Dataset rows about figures
-- START --
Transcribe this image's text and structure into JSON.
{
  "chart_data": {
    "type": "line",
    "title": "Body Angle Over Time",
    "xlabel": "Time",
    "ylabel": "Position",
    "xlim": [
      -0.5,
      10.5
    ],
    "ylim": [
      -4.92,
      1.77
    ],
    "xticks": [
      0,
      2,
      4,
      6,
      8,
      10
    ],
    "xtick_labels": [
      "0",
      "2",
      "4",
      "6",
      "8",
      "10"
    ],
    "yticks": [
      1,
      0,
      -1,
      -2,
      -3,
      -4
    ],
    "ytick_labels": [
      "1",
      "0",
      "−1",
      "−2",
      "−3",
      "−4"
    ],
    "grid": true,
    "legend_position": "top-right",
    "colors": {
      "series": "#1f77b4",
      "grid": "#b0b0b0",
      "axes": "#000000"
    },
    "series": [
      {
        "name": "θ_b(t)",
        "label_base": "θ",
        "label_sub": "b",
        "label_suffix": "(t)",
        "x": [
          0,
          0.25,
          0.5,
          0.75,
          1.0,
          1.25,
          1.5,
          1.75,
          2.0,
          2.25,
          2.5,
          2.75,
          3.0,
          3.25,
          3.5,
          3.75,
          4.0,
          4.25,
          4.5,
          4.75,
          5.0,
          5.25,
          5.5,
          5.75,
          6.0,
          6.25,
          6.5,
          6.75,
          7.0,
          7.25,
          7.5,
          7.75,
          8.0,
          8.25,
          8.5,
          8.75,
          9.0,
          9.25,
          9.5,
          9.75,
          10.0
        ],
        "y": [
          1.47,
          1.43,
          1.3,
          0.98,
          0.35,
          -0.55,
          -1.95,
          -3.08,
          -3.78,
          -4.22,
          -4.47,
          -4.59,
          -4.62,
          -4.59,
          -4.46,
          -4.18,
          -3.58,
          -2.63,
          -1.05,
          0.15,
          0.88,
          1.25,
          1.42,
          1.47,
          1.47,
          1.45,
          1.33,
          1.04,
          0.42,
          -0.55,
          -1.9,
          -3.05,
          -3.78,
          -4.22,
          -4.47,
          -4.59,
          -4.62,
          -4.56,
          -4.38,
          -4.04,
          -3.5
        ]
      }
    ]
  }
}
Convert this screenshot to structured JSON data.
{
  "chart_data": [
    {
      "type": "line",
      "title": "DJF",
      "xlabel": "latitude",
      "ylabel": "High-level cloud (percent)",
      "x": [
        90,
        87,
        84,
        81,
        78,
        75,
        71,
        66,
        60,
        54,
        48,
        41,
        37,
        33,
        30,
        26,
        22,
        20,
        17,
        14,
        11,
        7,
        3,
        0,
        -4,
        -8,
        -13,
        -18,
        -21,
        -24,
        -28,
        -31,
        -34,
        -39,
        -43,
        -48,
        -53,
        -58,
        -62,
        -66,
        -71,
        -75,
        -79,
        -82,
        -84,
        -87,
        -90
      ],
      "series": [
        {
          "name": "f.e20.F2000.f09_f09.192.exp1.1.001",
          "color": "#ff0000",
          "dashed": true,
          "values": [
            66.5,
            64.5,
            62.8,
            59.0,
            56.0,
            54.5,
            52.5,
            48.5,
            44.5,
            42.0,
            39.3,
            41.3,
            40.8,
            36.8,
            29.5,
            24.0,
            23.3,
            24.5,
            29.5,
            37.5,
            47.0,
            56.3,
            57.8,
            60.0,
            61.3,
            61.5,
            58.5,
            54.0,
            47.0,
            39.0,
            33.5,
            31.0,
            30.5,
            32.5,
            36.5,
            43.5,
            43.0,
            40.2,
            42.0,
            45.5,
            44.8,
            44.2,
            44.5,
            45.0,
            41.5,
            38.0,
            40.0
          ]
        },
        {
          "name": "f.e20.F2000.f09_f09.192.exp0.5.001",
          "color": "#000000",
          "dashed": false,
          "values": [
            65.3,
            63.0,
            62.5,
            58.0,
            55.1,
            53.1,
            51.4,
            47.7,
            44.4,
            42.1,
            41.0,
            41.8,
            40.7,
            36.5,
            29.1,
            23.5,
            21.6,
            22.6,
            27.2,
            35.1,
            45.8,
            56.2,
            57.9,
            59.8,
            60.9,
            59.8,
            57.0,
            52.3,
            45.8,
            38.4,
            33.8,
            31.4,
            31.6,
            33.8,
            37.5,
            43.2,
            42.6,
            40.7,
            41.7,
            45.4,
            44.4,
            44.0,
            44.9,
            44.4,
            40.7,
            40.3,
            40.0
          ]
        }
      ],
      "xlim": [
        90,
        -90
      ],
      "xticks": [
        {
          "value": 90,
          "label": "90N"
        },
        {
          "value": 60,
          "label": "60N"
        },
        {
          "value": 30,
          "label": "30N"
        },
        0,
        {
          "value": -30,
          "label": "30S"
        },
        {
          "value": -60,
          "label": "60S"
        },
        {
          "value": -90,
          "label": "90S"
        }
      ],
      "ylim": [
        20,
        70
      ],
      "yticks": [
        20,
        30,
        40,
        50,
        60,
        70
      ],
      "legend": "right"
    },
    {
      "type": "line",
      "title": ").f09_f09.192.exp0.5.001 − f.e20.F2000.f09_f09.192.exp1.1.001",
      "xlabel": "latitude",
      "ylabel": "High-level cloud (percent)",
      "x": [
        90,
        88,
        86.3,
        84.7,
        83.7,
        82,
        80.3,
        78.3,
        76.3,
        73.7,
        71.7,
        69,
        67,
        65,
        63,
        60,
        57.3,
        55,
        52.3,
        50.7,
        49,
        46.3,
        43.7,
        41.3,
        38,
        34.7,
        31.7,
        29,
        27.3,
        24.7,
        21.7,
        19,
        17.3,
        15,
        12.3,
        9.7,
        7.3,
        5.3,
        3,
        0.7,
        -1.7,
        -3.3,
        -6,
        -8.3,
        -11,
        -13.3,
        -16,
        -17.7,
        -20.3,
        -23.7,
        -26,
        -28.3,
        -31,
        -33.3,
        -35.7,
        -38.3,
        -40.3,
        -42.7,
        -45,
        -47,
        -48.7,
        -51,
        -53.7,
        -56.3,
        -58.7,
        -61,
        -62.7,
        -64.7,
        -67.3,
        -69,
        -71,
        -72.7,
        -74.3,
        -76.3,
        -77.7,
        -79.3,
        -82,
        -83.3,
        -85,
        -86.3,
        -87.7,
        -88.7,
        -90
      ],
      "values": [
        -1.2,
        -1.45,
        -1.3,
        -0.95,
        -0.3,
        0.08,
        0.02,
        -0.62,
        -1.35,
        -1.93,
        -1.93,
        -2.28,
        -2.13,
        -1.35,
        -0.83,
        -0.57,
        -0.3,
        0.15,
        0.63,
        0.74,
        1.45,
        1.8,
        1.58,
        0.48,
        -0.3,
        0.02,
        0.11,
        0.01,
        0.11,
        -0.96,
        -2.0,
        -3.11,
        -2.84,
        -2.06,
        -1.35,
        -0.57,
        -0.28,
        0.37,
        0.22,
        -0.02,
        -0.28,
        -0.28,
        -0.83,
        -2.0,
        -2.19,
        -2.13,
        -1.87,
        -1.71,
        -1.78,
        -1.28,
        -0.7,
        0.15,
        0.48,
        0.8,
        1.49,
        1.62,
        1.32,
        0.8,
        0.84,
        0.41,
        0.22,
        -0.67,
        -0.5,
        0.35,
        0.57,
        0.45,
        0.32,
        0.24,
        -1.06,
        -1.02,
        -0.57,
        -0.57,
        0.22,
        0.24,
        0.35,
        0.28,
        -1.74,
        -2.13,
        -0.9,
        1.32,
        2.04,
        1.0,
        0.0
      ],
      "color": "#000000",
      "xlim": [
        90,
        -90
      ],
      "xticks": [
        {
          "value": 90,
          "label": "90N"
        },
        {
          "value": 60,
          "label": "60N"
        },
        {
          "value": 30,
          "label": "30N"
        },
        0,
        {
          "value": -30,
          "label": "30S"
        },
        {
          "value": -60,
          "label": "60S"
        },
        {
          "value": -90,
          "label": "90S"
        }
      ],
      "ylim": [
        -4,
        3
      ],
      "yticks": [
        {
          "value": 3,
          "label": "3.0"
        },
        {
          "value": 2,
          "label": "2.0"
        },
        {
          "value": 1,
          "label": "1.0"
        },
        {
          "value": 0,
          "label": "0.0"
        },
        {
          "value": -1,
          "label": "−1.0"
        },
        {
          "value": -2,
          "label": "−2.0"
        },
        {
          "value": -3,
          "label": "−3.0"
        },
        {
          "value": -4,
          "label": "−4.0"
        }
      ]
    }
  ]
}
-- END --
Extract every line of the records above that contains the word "name".

#### Result for this exercise:
        "name": "θ_b(t)",
          "name": "f.e20.F2000.f09_f09.192.exp1.1.001",
          "name": "f.e20.F2000.f09_f09.192.exp0.5.001",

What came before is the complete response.